Live album by the Wildhearts
- Released: 24 July 2006
- Recorded: 17 September 2005
- Venue: Scarborough Castle (Scarborough, England)
- Genre: Hard rock; heavy metal;
- Length: 64:02
- Label: Secret
- Producer: Roger Lomas

The Wildhearts chronology
| The Wildhearts Strike Back (2004) | Geordie in Wonderland (2006) | The Wildhearts (2007) |

= Geordie in Wonderland (album) =

Geordie in Wonderland is a live album by British rock band the Wildhearts. Recorded on 17 September 2005 at Scarborough Castle in Scarborough, North Yorkshire, it was produced by Roger Lomas and released on 24 July 2006 by Secret Records. The album reached number 34 on the UK Independent Albums Chart. A corresponding video album was released under the title Live at Scarborough Castle on 23 October 2006, which reached number 42 on the UK Music Video Chart.

==Background==
In the summer of 2005, the 1993–1994 lineup of the Wildhearts (Ginger Wildheart, CJ Wildheart, Danny McCormack and Ritch Battersby) reformed for a one-off performance at In the Castle, a festival held at Scarborough Castle in Scarborough, North Yorkshire on 17 September 2005. The band's full 15-song performance was documented on the album Geordie in Wonderland released by Secret Records on 24 July 2006, followed by the corresponding Secret Films video Live at Scarborough Castle on 23 October 2006. In 2014, Secret reissued the album and video together as a CD+DVD set entitled Mad, Bad and Dangerous to Know. The album was also issued on vinyl for the first time in 2018 under the title Best of Live, with "Nita Nitro", "Everlone", "My Baby Is a Headfuck" and "Love You Til I Don't" removed.

==Reception==
===Commercial===
Geordie in Wonderland reached number 34 on the UK Independent Albums Chart and Live at Scarborough Castle reached number 42 on the UK Music Videos Chart.

++++

WRITTEN TASKS:
(1) In one to three sentences, explain why the 1993–1994 lineup of the Wildhearts reformed in the summer of 2005, according to the Geordie in Wonderland article.
(2) Please reproduce the Geordie in Wonderland article word for word between "- Genre: Hard" and "Music Video Chart.", inclusive.

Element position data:
++++

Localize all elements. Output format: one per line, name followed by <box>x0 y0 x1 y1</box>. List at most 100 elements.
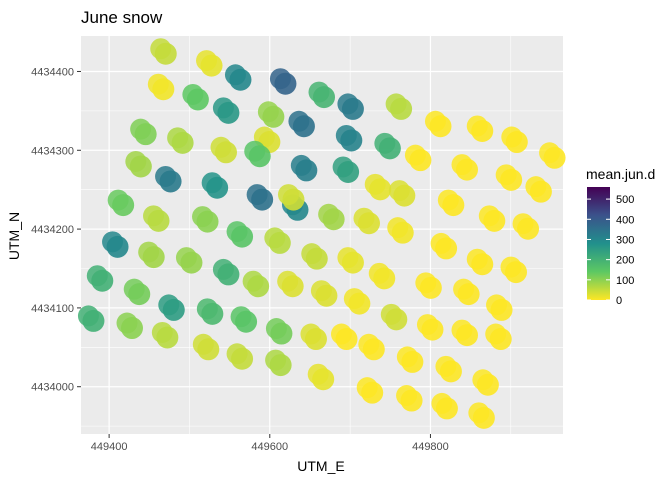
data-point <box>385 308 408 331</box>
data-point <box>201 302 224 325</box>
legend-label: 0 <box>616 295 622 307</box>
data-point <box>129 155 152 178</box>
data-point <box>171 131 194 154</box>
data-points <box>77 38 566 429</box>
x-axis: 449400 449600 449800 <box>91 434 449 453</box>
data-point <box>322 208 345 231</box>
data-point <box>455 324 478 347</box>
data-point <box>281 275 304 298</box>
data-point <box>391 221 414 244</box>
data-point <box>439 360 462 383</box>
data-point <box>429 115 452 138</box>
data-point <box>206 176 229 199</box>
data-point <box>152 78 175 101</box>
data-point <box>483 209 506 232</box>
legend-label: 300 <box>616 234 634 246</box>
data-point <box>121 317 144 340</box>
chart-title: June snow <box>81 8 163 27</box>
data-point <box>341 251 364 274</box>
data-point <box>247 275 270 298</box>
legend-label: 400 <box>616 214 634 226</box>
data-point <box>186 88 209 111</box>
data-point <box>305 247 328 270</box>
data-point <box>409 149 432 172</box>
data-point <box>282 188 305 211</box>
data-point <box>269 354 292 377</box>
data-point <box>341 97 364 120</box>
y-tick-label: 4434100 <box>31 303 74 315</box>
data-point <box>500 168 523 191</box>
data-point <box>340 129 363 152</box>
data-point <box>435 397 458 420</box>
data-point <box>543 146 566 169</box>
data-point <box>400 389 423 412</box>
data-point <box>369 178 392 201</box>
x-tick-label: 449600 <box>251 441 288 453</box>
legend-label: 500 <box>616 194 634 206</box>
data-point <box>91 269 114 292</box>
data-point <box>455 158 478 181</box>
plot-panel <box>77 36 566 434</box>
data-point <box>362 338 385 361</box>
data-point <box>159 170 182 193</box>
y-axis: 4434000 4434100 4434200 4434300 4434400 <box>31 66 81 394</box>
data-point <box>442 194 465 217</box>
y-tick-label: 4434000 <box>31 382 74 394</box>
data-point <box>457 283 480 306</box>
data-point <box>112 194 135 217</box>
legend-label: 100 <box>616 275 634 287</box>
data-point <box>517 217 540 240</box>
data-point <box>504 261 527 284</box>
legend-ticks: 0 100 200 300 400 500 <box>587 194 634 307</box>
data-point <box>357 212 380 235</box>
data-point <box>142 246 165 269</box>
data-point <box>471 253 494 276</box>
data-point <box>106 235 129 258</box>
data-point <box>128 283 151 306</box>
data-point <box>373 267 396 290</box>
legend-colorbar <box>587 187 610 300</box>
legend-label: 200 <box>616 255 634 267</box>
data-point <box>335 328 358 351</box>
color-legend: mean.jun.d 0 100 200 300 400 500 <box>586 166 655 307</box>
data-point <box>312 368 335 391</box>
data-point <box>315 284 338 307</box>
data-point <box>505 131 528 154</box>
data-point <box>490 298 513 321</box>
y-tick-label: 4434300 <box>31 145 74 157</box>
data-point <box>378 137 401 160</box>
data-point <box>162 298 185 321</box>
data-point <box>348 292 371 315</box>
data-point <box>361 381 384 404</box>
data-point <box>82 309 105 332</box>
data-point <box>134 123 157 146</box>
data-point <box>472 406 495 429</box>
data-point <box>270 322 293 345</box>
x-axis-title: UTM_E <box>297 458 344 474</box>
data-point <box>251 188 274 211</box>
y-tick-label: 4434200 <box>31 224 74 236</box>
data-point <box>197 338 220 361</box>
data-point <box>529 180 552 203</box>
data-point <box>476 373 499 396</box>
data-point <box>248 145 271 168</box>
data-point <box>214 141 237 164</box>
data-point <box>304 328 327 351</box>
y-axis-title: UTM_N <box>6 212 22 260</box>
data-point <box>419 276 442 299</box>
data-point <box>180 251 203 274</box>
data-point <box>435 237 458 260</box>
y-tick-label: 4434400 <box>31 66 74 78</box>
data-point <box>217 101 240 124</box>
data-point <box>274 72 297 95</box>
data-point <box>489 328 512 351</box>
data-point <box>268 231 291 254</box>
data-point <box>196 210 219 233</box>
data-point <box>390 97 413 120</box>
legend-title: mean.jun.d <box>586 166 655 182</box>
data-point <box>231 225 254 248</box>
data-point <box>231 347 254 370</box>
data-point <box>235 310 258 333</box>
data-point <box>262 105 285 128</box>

++++

TASK RESULTS:
(1) The lineup of Ginger Wildheart, CJ Wildheart, Danny McCormack and Ritch Battersby reformed for a one-off performance at In the Castle. That festival was held at Scarborough Castle in Scarborough, North Yorkshire on 17 September 2005.

(2)
- Genre: Hard rock; heavy metal;
- Length: 64:02
- Label: Secret
- Producer: Roger Lomas

The Wildhearts chronology
| The Wildhearts Strike Back (2004) | Geordie in Wonderland (2006) | The Wildhearts (2007) |

= Geordie in Wonderland (album) =

Geordie in Wonderland is a live album by British rock band the Wildhearts. Recorded on 17 September 2005 at Scarborough Castle in Scarborough, North Yorkshire, it was produced by Roger Lomas and released on 24 July 2006 by Secret Records. The album reached number 34 on the UK Independent Albums Chart. A corresponding video album was released under the title Live at Scarborough Castle on 23 October 2006, which reached number 42 on the UK Music Video Chart.